EXERCISE INSTRUCTIONS:
Report every line below that holds the word "Зимний".

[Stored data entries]
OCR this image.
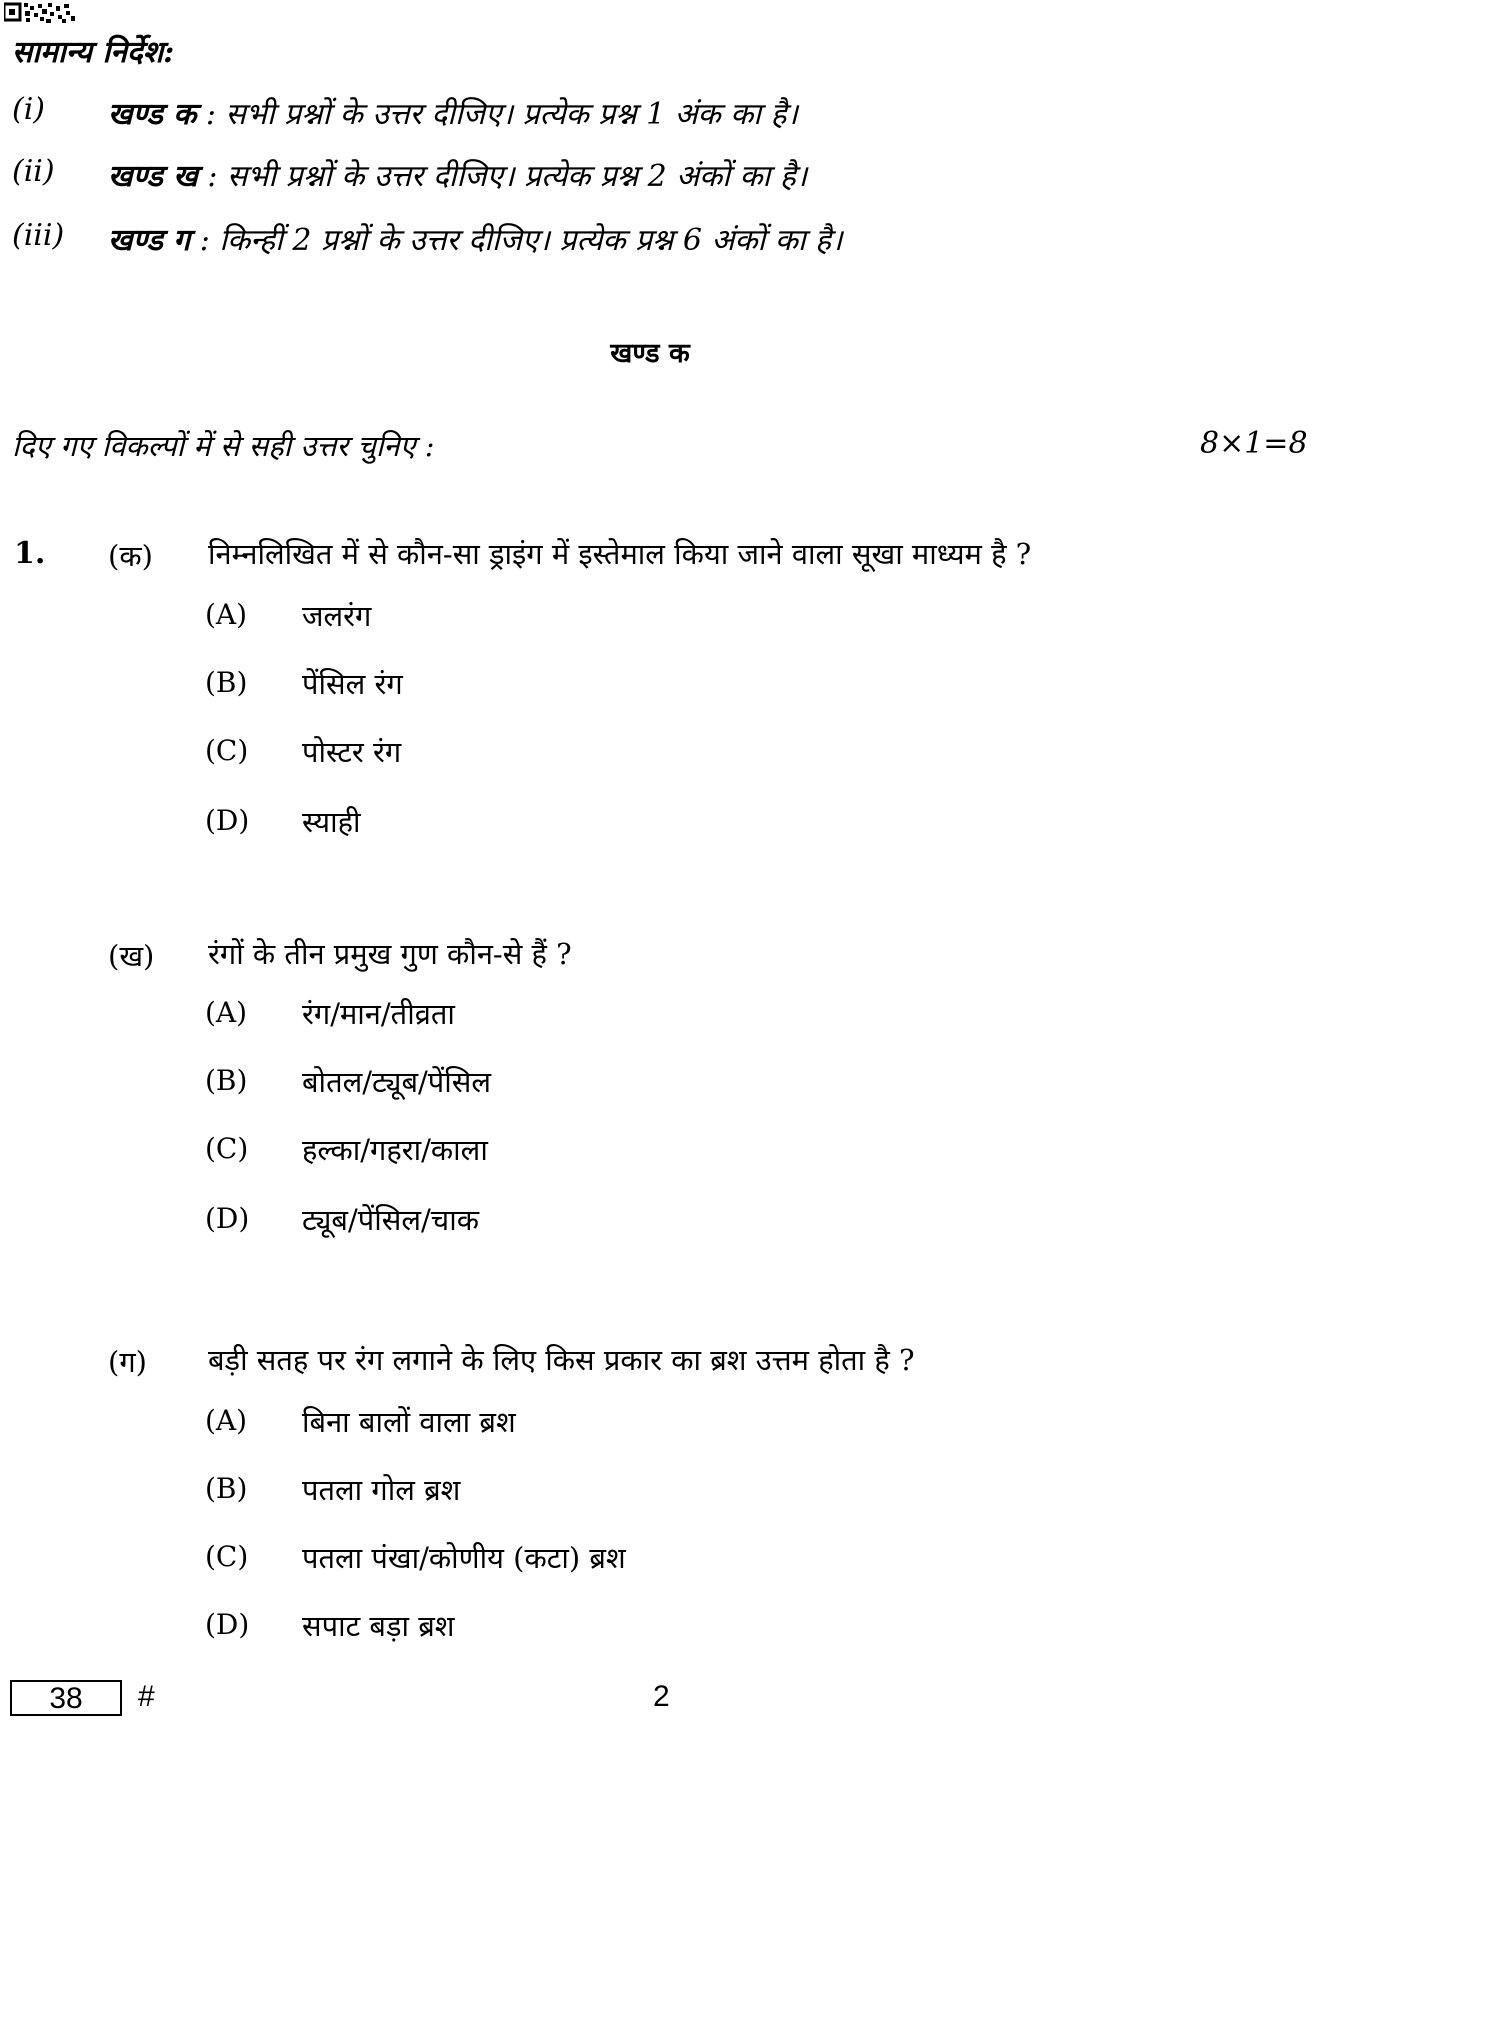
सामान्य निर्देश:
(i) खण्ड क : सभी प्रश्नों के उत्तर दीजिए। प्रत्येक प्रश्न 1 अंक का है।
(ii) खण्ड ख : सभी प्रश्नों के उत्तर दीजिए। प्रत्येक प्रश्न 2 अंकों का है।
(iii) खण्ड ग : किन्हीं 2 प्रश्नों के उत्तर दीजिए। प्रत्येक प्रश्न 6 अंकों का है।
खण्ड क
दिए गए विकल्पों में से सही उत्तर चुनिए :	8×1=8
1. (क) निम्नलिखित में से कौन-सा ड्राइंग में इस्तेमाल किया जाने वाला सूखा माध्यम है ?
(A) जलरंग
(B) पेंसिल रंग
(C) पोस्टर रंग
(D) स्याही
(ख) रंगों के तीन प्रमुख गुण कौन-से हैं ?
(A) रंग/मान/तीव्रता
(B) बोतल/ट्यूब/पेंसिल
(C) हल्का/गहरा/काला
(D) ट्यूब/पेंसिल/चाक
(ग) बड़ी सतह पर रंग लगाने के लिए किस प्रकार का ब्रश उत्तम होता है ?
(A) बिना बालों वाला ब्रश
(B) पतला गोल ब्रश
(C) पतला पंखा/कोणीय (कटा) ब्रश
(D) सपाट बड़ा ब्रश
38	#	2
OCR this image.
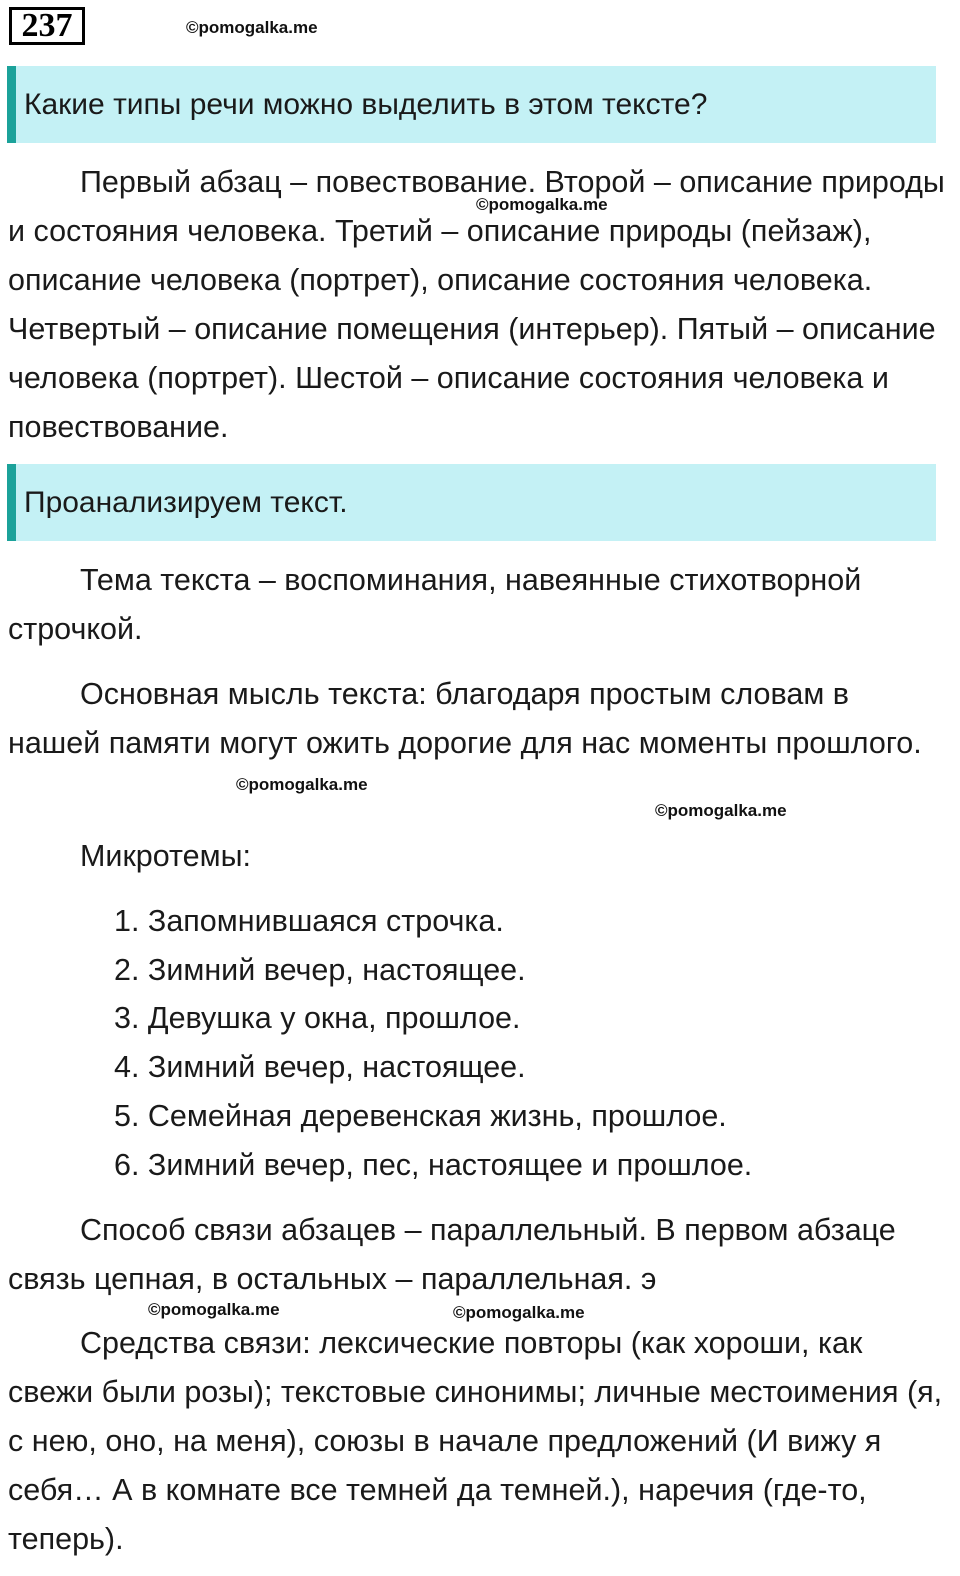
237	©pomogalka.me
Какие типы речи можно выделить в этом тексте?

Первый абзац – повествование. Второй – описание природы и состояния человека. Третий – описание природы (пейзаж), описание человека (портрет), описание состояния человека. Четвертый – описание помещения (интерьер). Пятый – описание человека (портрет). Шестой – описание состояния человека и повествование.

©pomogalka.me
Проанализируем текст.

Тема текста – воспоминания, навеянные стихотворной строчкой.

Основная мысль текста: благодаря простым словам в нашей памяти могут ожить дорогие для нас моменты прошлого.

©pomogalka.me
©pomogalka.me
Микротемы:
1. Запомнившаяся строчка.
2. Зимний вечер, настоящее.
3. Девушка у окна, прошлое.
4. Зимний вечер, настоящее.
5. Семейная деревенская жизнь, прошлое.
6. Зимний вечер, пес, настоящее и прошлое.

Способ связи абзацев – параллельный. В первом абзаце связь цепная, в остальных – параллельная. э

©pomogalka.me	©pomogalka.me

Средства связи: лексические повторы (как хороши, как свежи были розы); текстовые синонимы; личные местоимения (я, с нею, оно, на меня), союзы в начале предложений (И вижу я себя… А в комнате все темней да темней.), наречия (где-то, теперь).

RESULT:
2. Зимний вечер, настоящее.
4. Зимний вечер, настоящее.
6. Зимний вечер, пес, настоящее и прошлое.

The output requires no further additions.